Dataset rows:
——————————

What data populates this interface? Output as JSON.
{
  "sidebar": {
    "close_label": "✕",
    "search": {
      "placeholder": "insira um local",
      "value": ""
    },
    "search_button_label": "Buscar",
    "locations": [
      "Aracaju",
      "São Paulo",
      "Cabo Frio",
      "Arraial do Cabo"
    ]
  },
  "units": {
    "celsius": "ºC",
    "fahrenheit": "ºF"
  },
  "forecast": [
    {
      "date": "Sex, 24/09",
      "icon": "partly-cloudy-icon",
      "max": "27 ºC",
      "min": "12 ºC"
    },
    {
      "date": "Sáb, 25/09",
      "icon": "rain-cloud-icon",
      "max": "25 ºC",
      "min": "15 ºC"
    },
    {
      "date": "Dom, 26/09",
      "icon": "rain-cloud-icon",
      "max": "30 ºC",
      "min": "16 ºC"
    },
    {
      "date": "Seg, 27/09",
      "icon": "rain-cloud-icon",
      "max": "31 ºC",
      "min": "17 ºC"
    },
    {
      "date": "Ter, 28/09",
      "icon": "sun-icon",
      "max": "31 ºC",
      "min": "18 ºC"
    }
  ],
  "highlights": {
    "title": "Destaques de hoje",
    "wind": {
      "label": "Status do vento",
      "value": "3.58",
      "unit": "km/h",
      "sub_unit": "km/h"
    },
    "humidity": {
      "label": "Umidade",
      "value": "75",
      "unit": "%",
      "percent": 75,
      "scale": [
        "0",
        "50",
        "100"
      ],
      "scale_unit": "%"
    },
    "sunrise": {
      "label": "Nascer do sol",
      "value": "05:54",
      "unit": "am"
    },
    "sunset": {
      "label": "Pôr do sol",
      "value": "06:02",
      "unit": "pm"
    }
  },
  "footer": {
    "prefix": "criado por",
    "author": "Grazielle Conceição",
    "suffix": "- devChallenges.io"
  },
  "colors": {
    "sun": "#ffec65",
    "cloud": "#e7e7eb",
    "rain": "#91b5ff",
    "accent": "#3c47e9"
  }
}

——————————

→ EXERCISE OBJECTIVE
Out of the material above, select every line that holds the string "value".

→ EXERCISE ANSWER
      "value": ""
      "value": "3.58",
      "value": "75",
      "value": "05:54",
      "value": "06:02",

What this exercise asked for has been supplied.